President François Hollande said the trivial: “No barbaric act will ever extinguish the freedom of the press.” That the statement is self-falsifying seemed to bother him little: That barbaric act literally extinguished the press. Literally. They are dead. Their freedom is thus of little relevance.
Claire Berlinski, on ricochet.com (8 January 2015)
I’m not so sure that Islam is a peaceful religion. After the attack at the offices of the French satirist Charlie Hebdo, I revisited the chart I’d found on Wikipedia some weeks ago, the chart about armed conflicts around the world. It appears at the bottom of this post. Of the 45 conflicts currently reported, 23 directly involve Islamic states, jihads led by Islamic forces, or insurgencies led by Islamic groups. Of the 22 remaining conflicts nine are in Africa, eight in Asia, four in the western hemisphere, and one in Europe (the Ukraine), Given that several of these 22 conflicts take place in countries with large Muslim populations (Indonesia, The Philipines, Sudan, South Sudan, The Ukraine, etc.), it is possible that there is a jihadist element in the rebellions or civil wars, but they are not known as conflicts driven by ideology or religion.

● **EXERCISE REQUIREMENTS**
1. Duplicate the lines in the first of the entries below, starting with the line that contains "- grams-cell: 1.72: [779, 321, 836, 337]" and ending with the line that contains "- metal-cell: White Gold:10KX1: [650, 433, 779, 449]", with both of those lines included.
2. Write the next part of the commentary on the Charlie Hebdo attack, picking up after its last sentence.

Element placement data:
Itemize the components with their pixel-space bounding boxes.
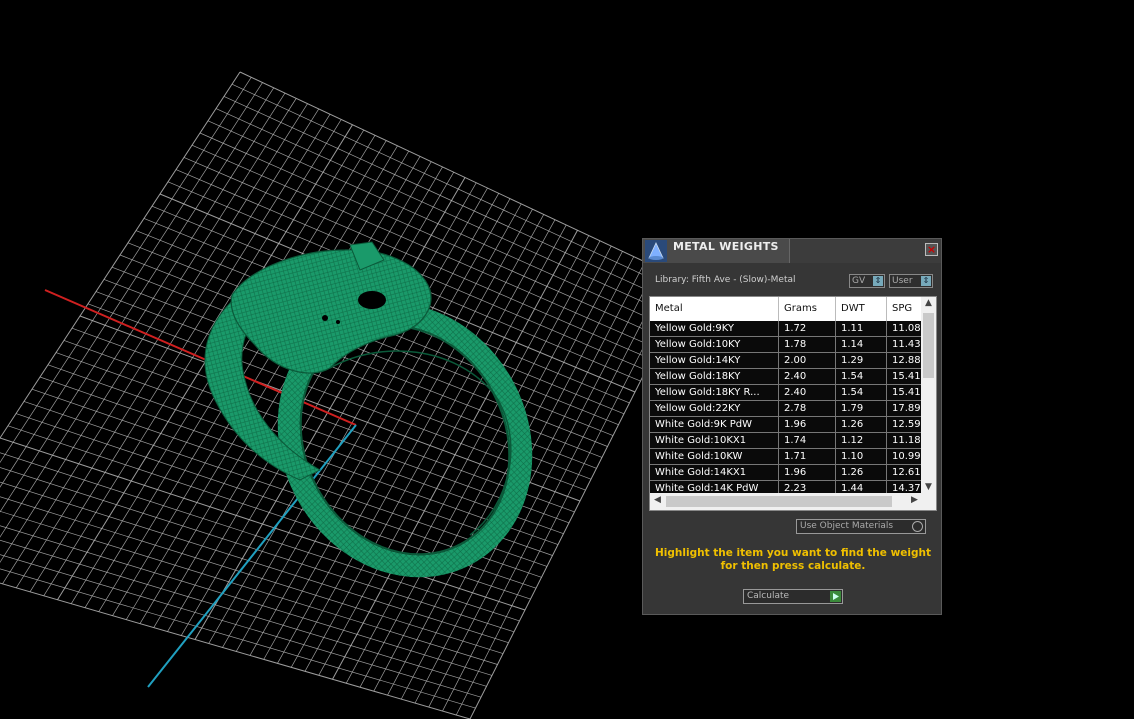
- grams-cell: 1.72: [779, 321, 836, 337]
- dwt-cell: 1.12: [836, 433, 887, 449]
- grid-line: [0, 525, 493, 676]
- grams-cell: 2.40: [779, 369, 836, 385]
- ground-grid: [0, 71, 691, 719]
- metal-cell: White Gold:10KX1: [650, 433, 779, 449]
- gv-dropdown-label: GV: [852, 276, 866, 286]
- close-icon[interactable]: ×: [925, 243, 938, 256]
- dwt-cell: 1.11: [836, 321, 887, 337]
- table-row[interactable]: Yellow Gold:22KY 2.78 1.79 17.89: [650, 401, 922, 417]
- calculate-label: Calculate: [747, 591, 790, 601]
- header-metal[interactable]: Metal: [650, 297, 779, 321]
- hint-text: Highlight the item you want to find the …: [655, 547, 931, 572]
- metal-weights-panel: METAL WEIGHTS × Library: Fifth Ave - (Sl…: [642, 238, 942, 615]
- horizontal-scrollbar[interactable]: ◀ ▶: [650, 493, 936, 510]
- dropdown-arrow-icon: ⇕: [873, 276, 883, 286]
- grams-cell: 1.96: [779, 417, 836, 433]
- metal-cell: Yellow Gold:18KY R...: [650, 385, 779, 401]
- spg-cell: 11.18: [887, 433, 922, 449]
- dwt-cell: 1.79: [836, 401, 887, 417]
- dwt-cell: 1.26: [836, 417, 887, 433]
- table-row[interactable]: White Gold:10KW 1.71 1.10 10.99: [650, 449, 922, 465]
- header-grams[interactable]: Grams: [779, 297, 836, 321]
- spg-cell: 12.88: [887, 353, 922, 369]
- vertical-scrollbar[interactable]: ▲ ▼: [921, 297, 936, 493]
- grams-cell: 2.00: [779, 353, 836, 369]
- table-header: Metal Grams DWT SPG: [650, 297, 922, 321]
- spg-cell: 15.41: [887, 369, 922, 385]
- grams-cell: 2.78: [779, 401, 836, 417]
- table-row[interactable]: Yellow Gold:9KY 1.72 1.11 11.08: [650, 321, 922, 337]
- spg-cell: 17.89: [887, 401, 922, 417]
- user-dropdown[interactable]: User ⇕: [889, 274, 933, 288]
- library-label: Library: Fifth Ave - (Slow)-Metal: [655, 275, 796, 285]
- spg-cell: 10.99: [887, 449, 922, 465]
- grams-cell: 1.96: [779, 465, 836, 481]
- metal-cell: White Gold:14KX1: [650, 465, 779, 481]
- table-row[interactable]: White Gold:10KX1 1.74 1.12 11.18: [650, 433, 922, 449]
- spg-cell: 15.41: [887, 385, 922, 401]
- dwt-cell: 1.10: [836, 449, 887, 465]
- spg-cell: 11.08: [887, 321, 922, 337]
- cone-app-icon: [645, 240, 667, 262]
- metal-cell: Yellow Gold:18KY: [650, 369, 779, 385]
- dwt-cell: 1.44: [836, 481, 887, 493]
- spg-cell: 14.37: [887, 481, 922, 493]
- table-body: Yellow Gold:9KY 1.72 1.11 11.08 Yellow Gold:…: [650, 321, 922, 493]
- scroll-up-icon[interactable]: ▲: [921, 298, 936, 308]
- metal-cell: Yellow Gold:9KY: [650, 321, 779, 337]
- metal-cell: Yellow Gold:14KY: [650, 353, 779, 369]
- scroll-left-icon[interactable]: ◀: [650, 495, 665, 505]
- user-dropdown-label: User: [892, 276, 913, 286]
- grams-cell: 2.23: [779, 481, 836, 493]
- metal-cell: White Gold:10KW: [650, 449, 779, 465]
- metal-cell: Yellow Gold:10KY: [650, 337, 779, 353]
- 3d-viewport[interactable]: [0, 0, 1134, 719]
- table-row[interactable]: Yellow Gold:18KY R... 2.40 1.54 15.41: [650, 385, 922, 401]
- dwt-cell: 1.54: [836, 385, 887, 401]
- ring-model[interactable]: [204, 241, 565, 607]
- use-object-materials-label: Use Object Materials: [800, 521, 894, 531]
- dwt-cell: 1.14: [836, 337, 887, 353]
- header-dwt[interactable]: DWT: [836, 297, 887, 321]
- spg-cell: 12.61: [887, 465, 922, 481]
- dwt-cell: 1.29: [836, 353, 887, 369]
- title-tab: METAL WEIGHTS: [643, 239, 790, 263]
- horizontal-scroll-thumb[interactable]: [666, 496, 892, 507]
- panel-title: METAL WEIGHTS: [673, 240, 779, 253]
- table-row[interactable]: White Gold:9K PdW 1.96 1.26 12.59: [650, 417, 922, 433]
- metal-table[interactable]: Metal Grams DWT SPG Yellow Gold:9KY 1.72 1…: [649, 296, 937, 511]
- spg-cell: 11.43: [887, 337, 922, 353]
- metal-cell: White Gold:9K PdW: [650, 417, 779, 433]
- table-row[interactable]: White Gold:14K PdW 2.23 1.44 14.37: [650, 481, 922, 493]
- z-axis-line: [147, 424, 357, 688]
- dwt-cell: 1.26: [836, 465, 887, 481]
- dropdown-arrow-icon: ⇕: [921, 276, 931, 286]
- table-row[interactable]: Yellow Gold:18KY 2.40 1.54 15.41: [650, 369, 922, 385]
- spg-cell: 12.59: [887, 417, 922, 433]
- metal-cell: Yellow Gold:22KY: [650, 401, 779, 417]
- grams-cell: 1.71: [779, 449, 836, 465]
- table-row[interactable]: Yellow Gold:14KY 2.00 1.29 12.88: [650, 353, 922, 369]
- use-object-materials-toggle[interactable]: Use Object Materials: [796, 519, 926, 534]
- panel-titlebar[interactable]: METAL WEIGHTS ×: [643, 239, 941, 263]
- scroll-down-icon[interactable]: ▼: [921, 482, 936, 492]
- vertical-scroll-thumb[interactable]: [923, 313, 934, 378]
- grams-cell: 1.78: [779, 337, 836, 353]
- grams-cell: 1.74: [779, 433, 836, 449]
- play-icon: [830, 591, 841, 602]
- toggle-indicator-icon: [912, 521, 923, 532]
- dwt-cell: 1.54: [836, 369, 887, 385]
- grams-cell: 2.40: [779, 385, 836, 401]
- gv-dropdown[interactable]: GV ⇕: [849, 274, 885, 288]
- scroll-right-icon[interactable]: ▶: [907, 495, 922, 505]
- metal-cell: White Gold:14K PdW: [650, 481, 779, 493]
- calculate-button[interactable]: Calculate: [743, 589, 843, 604]
- table-row[interactable]: White Gold:14KX1 1.96 1.26 12.61: [650, 465, 922, 481]
- table-row[interactable]: Yellow Gold:10KY 1.78 1.14 11.43: [650, 337, 922, 353]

● **TASK RESPONSES**
1.
- grams-cell: 1.72: [779, 321, 836, 337]
- dwt-cell: 1.12: [836, 433, 887, 449]
- grid-line: [0, 525, 493, 676]
- grams-cell: 2.40: [779, 369, 836, 385]
- ground-grid: [0, 71, 691, 719]
- metal-cell: White Gold:10KX1: [650, 433, 779, 449]

2.
We are not all Charlie. Much of Europe, which, as a political entity, is not fully grappling with the totalitarian madness of Islamism, is not Charlie. Certainly much of journalism is not Charlie. Any outlet that censors Charlie Hebdo cartoons out of fear of Islamist reprisal is not Charlie. To publish the cartoons now is a necessary, but only moderately brave, act. Please remember: Even after Charlie Hebdo was firebombed in 2011, it continued to publish rude and funny satires mocking the essential ridiculousness of the Islamist worldview. That represented a genuine display of bravery. CNN, the Associated Press, and the many other media organizations that are cowering before the threat of totalitarian violence represent something other than bravery.
Jeffrey Goldberg, The Atlantic (8 January 2015)
Ahmed Merabet, a French policeman – and a Muslim – died defending the laws that allow satirists to mock his religion.
It’s particularly surreal then that the footage of Wednesday’s carnage involved the terrorists approaching Merabet and executing him as he sat wounded on a sidewalk in the 11th arrondisement, begging for his life.
Adam Chandler, The Atlantic (8 January 2015)
It is one of Islam’s tenets that one should not take the life of another Muslim.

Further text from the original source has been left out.